- Exercise instructions:
Pull every line containing "JSON" out of the material below.

- Entries provided:
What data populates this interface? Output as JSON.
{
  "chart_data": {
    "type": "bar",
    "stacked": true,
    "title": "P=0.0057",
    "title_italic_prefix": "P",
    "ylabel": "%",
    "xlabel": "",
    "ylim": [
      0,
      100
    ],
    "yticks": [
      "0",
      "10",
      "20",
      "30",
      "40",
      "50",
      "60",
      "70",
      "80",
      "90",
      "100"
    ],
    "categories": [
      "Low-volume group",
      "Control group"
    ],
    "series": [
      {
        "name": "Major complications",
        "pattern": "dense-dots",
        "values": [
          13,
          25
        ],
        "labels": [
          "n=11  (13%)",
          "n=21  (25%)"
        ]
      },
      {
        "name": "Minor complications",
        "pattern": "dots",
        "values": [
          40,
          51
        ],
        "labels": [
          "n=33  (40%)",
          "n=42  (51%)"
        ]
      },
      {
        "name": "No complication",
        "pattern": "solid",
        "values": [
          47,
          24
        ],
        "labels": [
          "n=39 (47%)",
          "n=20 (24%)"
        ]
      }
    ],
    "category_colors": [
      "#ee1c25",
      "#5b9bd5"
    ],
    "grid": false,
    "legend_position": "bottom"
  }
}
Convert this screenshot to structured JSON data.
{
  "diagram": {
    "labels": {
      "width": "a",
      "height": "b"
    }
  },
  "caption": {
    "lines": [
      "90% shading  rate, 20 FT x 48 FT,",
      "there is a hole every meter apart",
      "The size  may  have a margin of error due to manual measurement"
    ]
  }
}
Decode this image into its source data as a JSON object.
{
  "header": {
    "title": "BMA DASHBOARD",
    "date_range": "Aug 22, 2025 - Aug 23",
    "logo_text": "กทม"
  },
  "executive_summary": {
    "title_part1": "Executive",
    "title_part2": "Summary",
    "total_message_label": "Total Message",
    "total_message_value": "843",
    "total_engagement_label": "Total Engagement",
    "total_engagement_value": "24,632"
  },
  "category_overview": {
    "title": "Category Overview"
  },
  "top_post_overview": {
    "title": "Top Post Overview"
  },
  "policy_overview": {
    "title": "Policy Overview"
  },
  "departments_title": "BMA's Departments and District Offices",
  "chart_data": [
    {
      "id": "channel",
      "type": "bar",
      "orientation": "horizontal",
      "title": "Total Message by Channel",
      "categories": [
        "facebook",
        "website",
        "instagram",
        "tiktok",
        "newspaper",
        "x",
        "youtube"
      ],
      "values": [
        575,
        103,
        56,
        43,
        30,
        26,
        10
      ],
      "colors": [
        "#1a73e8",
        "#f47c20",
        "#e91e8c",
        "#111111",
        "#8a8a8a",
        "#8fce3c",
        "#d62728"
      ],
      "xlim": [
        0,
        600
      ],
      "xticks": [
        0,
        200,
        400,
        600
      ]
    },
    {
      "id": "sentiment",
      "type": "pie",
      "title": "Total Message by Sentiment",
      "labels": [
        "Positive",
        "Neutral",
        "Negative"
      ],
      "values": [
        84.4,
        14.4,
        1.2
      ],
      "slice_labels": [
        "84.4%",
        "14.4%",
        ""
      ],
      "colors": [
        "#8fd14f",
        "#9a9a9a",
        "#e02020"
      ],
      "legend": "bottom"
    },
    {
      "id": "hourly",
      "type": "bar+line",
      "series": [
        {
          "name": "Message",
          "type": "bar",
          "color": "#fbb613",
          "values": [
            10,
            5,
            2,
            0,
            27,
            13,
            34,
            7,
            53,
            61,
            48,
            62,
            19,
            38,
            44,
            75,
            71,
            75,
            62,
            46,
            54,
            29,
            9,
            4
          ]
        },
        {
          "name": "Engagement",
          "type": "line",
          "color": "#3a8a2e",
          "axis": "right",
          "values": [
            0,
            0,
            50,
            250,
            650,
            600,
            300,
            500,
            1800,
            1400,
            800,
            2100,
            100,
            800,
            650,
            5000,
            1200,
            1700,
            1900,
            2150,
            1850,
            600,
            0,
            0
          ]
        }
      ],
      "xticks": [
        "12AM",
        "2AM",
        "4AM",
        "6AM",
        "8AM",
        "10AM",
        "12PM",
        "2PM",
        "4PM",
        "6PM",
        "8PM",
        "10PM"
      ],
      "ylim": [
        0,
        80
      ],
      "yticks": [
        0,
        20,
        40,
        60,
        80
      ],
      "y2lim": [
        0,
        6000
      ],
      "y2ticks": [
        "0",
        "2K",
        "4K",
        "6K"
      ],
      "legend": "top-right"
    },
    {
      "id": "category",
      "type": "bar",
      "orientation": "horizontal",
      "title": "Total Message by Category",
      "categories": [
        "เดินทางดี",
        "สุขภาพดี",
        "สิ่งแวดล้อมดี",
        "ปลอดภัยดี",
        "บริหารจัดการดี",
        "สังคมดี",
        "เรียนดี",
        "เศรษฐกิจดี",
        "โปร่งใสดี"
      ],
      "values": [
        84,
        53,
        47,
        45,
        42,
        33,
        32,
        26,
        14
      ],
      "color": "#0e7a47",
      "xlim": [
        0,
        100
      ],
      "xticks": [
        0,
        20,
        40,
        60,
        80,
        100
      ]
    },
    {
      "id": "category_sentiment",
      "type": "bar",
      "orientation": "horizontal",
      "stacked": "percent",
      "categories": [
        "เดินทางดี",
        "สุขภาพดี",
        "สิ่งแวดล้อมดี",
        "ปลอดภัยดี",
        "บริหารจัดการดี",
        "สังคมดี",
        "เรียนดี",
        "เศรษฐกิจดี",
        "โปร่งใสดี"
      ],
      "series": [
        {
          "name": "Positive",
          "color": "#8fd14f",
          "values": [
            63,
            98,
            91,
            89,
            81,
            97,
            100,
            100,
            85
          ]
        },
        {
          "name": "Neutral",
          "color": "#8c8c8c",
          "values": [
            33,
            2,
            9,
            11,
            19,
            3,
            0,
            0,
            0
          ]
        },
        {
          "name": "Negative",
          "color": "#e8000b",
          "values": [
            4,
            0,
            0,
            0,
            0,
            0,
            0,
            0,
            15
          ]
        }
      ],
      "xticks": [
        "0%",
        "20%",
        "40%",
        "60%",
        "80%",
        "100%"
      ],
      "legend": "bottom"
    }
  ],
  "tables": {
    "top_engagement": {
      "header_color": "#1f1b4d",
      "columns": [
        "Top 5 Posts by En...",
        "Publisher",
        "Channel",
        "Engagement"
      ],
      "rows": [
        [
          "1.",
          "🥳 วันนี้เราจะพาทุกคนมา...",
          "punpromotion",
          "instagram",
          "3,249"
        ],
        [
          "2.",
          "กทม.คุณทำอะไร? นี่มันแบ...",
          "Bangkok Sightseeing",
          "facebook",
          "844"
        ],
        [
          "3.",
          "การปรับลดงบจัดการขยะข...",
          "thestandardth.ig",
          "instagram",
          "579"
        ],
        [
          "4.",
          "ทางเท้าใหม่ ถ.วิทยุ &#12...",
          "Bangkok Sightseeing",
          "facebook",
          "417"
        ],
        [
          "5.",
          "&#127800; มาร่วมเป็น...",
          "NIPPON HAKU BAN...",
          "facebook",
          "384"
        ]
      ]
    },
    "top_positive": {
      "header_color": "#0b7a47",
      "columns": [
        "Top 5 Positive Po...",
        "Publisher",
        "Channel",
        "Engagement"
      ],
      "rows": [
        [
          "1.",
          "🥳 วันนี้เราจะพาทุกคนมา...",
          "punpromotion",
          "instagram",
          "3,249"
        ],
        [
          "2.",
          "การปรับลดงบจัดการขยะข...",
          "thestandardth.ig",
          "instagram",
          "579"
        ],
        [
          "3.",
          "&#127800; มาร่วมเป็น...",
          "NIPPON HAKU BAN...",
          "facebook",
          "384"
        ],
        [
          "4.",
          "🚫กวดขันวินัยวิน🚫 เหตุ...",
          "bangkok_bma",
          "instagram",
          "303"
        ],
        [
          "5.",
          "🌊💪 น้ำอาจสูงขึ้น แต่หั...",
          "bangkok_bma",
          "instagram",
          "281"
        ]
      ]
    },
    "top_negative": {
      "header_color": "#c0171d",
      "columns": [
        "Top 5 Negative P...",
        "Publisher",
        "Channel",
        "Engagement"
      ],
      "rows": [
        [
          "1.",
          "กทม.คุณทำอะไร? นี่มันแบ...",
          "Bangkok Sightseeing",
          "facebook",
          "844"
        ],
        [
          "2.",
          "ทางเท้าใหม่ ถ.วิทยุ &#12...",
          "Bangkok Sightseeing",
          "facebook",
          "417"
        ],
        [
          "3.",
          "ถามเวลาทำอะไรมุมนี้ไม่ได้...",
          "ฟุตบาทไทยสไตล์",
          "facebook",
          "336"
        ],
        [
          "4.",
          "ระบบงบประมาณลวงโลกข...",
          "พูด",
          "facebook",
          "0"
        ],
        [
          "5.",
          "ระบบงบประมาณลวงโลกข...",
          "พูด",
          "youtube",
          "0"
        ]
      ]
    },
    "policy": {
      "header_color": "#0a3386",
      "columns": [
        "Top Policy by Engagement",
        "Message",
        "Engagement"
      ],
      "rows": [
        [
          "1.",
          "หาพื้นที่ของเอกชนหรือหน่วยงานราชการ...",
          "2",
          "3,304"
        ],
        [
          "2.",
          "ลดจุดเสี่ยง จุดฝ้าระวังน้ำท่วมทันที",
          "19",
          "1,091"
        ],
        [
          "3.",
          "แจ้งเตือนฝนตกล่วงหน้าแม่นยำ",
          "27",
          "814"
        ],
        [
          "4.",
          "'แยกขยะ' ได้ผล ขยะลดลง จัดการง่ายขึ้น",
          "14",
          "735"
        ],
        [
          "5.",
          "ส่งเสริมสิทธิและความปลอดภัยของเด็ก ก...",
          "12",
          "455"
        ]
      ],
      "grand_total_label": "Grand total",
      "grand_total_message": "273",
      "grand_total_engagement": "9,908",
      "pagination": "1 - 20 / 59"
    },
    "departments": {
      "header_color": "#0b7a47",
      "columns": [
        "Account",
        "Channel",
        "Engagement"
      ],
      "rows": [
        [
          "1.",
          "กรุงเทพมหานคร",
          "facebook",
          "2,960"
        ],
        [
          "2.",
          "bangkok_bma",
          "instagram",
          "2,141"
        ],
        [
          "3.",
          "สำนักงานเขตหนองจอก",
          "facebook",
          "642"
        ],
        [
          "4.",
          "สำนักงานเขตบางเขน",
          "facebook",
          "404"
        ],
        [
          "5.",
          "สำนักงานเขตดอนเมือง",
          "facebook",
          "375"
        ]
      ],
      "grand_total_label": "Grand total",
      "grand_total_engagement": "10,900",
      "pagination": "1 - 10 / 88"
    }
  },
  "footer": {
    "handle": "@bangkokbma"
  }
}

- Task answer:
What data populates this interface? Output as JSON.
Convert this screenshot to structured JSON data.
Decode this image into its source data as a JSON object.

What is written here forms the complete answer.